SHORT EXERCISE:
Among the records below, find each line that includes the string "They" and copy it.

'''

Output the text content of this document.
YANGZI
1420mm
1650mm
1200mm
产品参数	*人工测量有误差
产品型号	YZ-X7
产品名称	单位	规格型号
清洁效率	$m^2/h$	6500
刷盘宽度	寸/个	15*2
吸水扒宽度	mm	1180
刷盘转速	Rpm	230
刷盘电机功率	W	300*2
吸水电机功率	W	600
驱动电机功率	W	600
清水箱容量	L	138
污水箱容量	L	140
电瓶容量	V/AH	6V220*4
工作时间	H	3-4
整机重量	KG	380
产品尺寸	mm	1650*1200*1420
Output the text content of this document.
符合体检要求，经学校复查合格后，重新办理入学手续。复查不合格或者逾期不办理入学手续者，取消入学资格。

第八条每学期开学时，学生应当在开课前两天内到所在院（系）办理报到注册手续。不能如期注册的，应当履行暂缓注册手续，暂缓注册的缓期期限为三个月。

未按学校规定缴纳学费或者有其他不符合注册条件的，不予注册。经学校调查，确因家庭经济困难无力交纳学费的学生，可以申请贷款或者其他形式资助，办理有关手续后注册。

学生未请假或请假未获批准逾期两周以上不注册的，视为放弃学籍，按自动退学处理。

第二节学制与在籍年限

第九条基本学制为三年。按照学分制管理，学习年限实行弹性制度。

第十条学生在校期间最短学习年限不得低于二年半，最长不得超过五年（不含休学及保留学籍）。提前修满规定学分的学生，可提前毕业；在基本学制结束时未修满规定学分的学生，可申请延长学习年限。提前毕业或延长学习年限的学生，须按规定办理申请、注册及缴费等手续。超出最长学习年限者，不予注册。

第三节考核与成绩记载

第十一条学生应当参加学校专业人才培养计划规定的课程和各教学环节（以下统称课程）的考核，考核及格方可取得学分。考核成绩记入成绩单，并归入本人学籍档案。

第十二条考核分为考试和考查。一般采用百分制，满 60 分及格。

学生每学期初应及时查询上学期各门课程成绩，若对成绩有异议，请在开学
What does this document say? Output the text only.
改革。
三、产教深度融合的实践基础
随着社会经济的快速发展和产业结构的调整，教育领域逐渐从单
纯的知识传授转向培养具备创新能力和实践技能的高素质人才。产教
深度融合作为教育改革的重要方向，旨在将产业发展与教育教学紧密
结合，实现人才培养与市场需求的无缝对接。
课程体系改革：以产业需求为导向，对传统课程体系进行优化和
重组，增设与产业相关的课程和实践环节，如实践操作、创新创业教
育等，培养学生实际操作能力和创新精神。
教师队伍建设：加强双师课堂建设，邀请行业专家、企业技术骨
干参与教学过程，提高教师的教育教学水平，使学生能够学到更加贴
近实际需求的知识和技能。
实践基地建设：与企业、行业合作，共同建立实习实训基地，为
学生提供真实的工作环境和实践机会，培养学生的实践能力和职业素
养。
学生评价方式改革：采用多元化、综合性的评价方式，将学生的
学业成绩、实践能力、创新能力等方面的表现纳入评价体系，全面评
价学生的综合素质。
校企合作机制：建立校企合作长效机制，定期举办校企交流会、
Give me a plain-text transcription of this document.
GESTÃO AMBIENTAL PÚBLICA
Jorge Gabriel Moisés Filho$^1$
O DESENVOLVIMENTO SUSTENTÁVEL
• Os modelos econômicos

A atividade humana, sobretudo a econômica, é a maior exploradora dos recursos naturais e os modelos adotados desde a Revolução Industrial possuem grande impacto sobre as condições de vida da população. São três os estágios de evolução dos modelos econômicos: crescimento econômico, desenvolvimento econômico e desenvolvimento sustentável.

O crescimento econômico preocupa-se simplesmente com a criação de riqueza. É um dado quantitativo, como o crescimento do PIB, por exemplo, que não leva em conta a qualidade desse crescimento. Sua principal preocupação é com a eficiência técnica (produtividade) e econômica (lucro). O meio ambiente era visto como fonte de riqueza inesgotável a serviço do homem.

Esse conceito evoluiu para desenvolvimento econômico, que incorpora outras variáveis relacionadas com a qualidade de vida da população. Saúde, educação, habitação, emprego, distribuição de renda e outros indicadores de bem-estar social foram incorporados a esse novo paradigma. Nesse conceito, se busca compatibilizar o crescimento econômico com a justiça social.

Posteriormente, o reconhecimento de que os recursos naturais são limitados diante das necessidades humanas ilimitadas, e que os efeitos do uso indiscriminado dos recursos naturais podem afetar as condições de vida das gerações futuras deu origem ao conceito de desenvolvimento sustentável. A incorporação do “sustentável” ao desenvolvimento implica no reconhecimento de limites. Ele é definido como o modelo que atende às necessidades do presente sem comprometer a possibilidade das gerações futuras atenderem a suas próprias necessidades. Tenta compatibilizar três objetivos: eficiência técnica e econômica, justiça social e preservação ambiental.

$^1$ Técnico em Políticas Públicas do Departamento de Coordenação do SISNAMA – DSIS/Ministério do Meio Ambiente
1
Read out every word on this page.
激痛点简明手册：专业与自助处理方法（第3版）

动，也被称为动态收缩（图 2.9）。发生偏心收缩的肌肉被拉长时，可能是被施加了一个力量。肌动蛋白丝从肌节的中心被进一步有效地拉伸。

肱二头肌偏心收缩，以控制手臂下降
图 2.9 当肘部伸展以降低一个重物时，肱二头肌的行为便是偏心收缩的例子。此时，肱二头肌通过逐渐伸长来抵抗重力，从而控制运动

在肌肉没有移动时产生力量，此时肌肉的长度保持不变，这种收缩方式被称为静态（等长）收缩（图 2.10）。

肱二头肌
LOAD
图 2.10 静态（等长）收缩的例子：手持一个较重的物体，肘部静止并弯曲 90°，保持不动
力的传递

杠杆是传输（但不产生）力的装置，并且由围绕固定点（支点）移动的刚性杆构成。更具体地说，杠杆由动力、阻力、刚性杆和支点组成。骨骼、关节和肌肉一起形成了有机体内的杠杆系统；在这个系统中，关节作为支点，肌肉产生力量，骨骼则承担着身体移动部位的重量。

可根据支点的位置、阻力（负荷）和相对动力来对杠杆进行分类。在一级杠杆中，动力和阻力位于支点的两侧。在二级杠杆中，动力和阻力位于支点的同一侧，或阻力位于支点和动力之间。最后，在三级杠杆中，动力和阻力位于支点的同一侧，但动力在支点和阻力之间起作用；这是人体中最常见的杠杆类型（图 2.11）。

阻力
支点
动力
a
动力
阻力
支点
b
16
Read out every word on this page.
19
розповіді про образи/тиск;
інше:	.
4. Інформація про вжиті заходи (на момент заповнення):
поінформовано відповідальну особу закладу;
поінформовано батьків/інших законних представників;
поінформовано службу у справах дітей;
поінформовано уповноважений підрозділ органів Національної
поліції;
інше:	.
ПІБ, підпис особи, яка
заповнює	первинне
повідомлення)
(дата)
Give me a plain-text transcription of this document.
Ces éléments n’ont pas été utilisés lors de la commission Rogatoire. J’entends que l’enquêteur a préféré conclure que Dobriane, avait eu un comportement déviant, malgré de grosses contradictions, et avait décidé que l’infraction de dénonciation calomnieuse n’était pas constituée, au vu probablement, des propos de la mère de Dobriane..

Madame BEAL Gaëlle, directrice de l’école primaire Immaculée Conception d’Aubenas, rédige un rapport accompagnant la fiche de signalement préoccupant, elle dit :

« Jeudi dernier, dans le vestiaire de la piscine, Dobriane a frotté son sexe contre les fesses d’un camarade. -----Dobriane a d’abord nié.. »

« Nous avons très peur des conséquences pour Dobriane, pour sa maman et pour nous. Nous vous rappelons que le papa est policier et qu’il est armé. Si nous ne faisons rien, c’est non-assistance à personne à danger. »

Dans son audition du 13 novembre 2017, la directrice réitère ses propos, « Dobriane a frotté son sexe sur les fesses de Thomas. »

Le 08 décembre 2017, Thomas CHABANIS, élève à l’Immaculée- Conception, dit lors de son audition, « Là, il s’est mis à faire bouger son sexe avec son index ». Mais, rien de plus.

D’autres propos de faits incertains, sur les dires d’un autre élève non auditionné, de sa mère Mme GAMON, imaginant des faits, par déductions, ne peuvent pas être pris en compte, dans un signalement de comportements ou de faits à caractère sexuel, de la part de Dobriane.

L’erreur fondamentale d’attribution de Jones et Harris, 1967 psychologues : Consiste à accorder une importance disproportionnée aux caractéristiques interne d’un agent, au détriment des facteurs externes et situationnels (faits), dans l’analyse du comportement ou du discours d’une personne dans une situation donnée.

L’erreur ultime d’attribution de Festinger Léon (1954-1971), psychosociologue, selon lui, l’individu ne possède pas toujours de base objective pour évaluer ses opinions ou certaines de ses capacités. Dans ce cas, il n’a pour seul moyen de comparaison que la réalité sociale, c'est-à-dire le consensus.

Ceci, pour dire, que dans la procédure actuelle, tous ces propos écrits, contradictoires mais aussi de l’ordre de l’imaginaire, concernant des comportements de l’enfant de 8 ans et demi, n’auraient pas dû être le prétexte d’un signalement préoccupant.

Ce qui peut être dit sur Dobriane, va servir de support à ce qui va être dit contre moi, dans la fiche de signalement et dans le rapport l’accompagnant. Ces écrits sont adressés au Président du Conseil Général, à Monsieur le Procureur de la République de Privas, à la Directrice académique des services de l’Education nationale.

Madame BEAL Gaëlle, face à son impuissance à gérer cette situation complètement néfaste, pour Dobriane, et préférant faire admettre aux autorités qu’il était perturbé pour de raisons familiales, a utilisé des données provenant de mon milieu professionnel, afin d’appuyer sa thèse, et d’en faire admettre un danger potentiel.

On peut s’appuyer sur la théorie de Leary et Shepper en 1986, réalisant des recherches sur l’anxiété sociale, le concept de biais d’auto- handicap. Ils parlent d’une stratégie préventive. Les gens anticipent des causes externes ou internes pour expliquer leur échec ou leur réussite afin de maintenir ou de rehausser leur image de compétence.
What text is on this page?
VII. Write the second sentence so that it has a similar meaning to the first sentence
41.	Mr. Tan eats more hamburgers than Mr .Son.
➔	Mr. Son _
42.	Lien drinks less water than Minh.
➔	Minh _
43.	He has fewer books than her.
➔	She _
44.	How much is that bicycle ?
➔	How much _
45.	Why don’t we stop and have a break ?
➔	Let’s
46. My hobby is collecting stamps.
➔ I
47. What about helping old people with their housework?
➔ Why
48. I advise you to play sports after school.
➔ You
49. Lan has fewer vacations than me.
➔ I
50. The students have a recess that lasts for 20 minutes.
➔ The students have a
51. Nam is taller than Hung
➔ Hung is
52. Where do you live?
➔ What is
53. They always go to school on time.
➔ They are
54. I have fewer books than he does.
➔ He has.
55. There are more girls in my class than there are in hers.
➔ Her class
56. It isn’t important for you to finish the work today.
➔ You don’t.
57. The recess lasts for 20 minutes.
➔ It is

'''

COMPLETE ANSWER:
53. They always go to school on time.
➔ They are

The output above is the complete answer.